==== Working data ====

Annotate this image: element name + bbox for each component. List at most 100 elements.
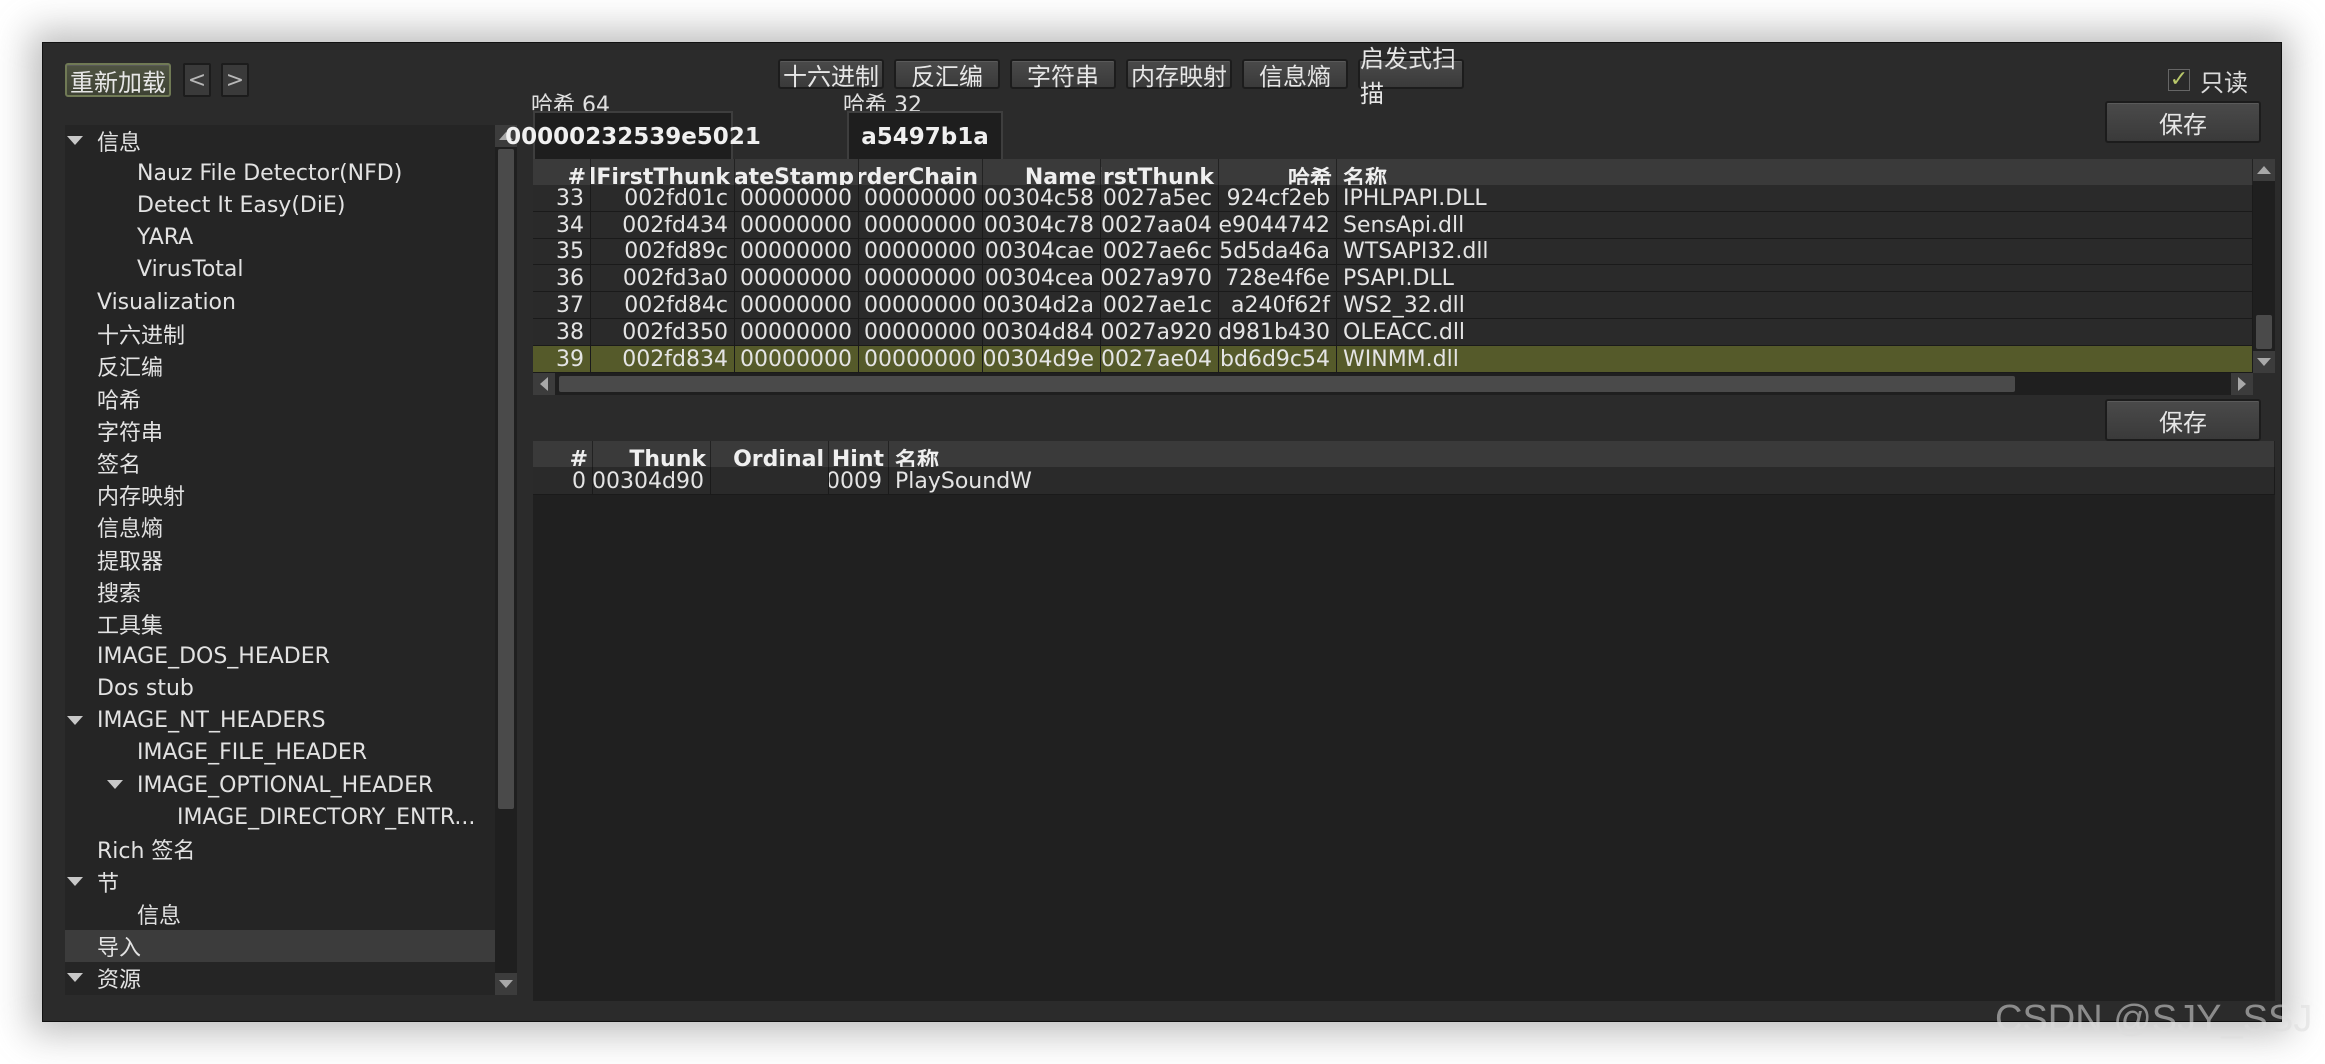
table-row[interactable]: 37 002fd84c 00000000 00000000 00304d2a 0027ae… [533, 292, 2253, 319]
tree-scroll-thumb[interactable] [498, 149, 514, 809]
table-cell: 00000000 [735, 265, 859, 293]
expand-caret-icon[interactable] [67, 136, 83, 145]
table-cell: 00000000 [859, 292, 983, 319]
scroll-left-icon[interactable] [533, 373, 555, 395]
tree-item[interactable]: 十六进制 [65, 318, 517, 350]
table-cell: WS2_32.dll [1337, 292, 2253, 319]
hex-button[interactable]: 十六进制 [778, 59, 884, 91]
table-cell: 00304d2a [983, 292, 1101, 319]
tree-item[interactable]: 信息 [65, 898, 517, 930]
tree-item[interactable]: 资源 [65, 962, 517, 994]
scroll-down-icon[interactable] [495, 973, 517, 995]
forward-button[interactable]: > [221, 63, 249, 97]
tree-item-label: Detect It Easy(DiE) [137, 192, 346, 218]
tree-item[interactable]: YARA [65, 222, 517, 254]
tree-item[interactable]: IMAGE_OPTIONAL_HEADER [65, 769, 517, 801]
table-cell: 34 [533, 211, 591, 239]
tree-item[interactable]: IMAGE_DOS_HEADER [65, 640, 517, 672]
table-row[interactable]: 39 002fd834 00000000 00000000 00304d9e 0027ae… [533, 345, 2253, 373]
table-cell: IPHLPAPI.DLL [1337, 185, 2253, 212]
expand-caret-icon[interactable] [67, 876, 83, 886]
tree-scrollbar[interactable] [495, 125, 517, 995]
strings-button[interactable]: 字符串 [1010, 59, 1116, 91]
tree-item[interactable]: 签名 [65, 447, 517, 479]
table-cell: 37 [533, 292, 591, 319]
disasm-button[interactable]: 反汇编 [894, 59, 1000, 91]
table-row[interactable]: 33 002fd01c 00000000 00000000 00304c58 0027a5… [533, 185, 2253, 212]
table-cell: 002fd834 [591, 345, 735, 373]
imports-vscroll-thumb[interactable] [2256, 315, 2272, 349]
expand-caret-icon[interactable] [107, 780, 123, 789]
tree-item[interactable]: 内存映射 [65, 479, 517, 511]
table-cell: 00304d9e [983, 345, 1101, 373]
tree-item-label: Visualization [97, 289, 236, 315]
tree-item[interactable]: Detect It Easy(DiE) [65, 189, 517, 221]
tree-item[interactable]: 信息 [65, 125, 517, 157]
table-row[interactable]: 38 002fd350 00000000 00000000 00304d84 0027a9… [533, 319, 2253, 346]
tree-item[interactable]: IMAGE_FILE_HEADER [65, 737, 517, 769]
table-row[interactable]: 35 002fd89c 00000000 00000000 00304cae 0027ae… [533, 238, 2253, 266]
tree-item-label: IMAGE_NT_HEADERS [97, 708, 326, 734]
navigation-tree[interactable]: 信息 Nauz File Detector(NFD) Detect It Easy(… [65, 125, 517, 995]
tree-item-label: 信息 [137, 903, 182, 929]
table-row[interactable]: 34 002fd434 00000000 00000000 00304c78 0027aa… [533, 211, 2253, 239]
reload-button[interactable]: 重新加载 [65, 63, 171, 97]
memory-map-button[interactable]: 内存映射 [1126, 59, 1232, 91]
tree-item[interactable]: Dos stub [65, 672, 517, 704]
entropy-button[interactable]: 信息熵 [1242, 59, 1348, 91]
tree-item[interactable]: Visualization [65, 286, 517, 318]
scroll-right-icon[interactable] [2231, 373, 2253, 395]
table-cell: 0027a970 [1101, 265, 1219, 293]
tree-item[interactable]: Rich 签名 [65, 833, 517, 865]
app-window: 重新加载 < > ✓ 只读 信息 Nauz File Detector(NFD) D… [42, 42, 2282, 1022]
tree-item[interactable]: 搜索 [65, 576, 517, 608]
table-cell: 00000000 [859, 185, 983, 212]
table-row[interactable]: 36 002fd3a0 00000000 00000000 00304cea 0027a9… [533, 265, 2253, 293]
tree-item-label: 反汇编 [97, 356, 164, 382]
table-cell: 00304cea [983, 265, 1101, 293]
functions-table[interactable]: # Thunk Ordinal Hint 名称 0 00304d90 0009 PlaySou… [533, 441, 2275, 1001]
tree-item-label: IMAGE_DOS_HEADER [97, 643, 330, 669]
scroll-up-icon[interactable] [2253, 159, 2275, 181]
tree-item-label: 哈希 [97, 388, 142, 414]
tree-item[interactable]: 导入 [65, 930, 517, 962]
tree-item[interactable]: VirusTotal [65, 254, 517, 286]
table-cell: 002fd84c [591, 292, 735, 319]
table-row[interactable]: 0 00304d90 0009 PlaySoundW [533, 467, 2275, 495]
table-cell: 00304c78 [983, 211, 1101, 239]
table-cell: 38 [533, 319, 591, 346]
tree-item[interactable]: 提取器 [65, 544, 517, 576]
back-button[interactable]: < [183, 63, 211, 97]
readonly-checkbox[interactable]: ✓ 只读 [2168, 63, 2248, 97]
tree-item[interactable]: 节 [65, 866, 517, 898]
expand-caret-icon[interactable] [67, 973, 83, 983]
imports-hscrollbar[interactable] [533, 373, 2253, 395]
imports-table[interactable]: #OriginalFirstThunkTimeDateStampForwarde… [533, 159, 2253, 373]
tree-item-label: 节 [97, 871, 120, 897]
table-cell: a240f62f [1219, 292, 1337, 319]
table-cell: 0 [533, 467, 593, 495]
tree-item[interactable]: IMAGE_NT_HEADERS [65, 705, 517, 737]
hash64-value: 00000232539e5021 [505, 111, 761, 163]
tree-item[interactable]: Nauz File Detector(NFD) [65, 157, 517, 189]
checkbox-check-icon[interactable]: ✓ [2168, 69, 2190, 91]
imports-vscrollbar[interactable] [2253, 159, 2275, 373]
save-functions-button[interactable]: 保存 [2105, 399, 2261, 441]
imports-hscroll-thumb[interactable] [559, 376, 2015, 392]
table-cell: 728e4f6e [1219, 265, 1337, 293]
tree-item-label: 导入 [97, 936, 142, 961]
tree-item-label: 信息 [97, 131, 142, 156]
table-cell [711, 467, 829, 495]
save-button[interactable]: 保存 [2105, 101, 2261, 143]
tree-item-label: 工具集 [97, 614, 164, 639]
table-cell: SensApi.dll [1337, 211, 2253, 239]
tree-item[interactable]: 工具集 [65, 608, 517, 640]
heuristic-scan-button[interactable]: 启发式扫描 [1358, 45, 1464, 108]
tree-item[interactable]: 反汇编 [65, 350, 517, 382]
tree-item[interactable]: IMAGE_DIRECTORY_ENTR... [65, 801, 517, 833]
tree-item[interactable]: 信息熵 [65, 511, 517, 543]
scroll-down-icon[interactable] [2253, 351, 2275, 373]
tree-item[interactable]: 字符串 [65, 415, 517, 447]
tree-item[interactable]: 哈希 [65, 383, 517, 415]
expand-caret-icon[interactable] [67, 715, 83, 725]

====
==== Working data ====

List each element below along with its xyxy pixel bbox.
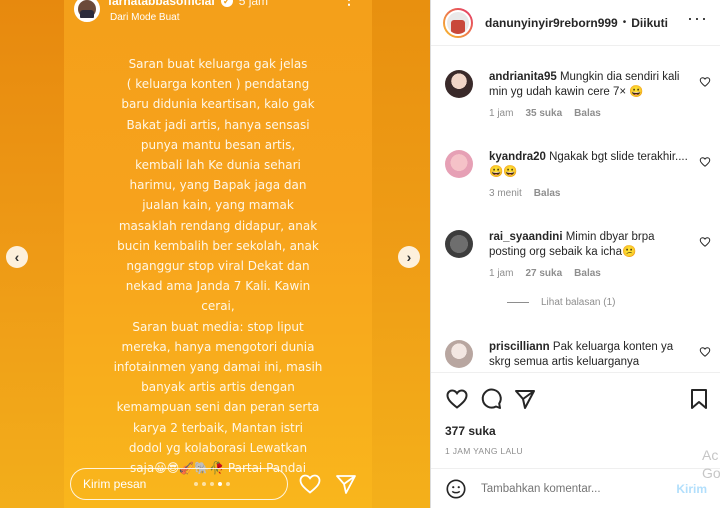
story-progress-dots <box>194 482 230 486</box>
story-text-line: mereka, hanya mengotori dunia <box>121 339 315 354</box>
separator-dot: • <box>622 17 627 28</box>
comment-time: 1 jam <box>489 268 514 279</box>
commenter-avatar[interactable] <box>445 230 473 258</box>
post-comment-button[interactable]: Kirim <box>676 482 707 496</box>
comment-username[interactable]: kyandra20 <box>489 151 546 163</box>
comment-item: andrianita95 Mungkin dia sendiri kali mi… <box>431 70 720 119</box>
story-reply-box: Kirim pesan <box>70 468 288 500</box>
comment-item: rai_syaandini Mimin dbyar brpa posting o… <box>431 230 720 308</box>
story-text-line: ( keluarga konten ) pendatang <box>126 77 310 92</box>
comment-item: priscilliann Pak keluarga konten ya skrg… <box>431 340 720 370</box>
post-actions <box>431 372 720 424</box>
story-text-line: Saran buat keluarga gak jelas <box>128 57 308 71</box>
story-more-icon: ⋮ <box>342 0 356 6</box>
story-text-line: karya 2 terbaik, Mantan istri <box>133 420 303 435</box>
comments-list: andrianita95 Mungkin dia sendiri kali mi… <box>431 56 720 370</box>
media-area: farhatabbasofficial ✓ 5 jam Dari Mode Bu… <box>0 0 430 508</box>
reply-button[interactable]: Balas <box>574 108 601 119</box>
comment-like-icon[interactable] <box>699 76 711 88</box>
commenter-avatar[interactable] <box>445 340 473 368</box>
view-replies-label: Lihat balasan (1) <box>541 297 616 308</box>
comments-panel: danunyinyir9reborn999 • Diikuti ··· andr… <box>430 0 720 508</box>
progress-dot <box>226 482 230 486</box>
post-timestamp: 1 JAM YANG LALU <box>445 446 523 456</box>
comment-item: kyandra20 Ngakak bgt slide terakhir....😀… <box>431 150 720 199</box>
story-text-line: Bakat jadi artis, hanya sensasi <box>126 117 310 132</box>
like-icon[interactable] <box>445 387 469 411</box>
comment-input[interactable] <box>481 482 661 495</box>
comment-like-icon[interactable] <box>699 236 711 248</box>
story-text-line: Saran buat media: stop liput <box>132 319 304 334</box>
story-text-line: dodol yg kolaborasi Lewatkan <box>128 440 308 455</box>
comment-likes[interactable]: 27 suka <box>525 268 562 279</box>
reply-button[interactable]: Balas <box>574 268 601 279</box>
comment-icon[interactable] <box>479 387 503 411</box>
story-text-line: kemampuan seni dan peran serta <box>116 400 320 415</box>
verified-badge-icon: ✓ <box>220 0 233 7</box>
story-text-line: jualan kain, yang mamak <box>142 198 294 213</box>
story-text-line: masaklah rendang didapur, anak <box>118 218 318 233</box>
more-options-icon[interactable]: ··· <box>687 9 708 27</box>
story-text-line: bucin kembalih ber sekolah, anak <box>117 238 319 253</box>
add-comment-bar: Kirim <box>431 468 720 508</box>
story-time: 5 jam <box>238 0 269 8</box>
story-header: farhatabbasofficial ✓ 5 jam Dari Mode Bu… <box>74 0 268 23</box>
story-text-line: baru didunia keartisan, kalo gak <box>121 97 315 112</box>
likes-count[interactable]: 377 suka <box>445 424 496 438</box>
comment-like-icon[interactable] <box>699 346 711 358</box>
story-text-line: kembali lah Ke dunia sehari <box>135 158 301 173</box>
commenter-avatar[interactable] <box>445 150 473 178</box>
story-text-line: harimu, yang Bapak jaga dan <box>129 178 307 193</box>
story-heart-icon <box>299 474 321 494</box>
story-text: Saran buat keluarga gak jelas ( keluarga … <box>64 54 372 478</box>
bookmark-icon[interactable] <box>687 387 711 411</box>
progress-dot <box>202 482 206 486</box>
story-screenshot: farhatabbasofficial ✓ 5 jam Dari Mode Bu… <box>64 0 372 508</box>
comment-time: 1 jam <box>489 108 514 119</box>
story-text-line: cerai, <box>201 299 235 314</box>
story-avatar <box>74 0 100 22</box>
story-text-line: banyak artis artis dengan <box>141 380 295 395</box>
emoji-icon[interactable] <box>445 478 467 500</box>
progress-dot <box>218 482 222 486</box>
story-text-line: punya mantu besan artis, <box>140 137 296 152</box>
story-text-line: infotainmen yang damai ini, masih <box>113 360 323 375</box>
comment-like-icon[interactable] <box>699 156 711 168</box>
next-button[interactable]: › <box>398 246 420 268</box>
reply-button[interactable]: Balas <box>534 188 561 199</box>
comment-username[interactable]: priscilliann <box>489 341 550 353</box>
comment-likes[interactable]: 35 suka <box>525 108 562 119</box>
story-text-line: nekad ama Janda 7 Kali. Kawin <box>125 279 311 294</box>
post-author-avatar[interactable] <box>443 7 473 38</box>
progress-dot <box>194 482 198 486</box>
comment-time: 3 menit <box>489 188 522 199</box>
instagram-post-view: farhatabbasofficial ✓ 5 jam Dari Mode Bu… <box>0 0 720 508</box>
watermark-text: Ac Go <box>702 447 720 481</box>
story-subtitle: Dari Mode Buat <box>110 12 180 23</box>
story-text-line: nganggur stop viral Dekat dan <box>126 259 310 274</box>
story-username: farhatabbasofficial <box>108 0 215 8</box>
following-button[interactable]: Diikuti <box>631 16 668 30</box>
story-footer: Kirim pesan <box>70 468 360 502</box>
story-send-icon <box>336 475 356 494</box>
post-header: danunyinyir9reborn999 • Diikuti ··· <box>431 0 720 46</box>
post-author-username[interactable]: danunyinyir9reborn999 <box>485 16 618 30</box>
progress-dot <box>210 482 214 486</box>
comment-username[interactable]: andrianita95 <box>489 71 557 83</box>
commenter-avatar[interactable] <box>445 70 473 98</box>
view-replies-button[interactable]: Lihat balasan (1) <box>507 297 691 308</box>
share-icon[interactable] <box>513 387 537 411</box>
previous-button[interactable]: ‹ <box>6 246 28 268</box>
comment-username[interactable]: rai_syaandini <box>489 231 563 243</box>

====

# What the task asks:
Word search in the records above: please count the lines holding "sendiri" and state the count alone.

# Solution:
2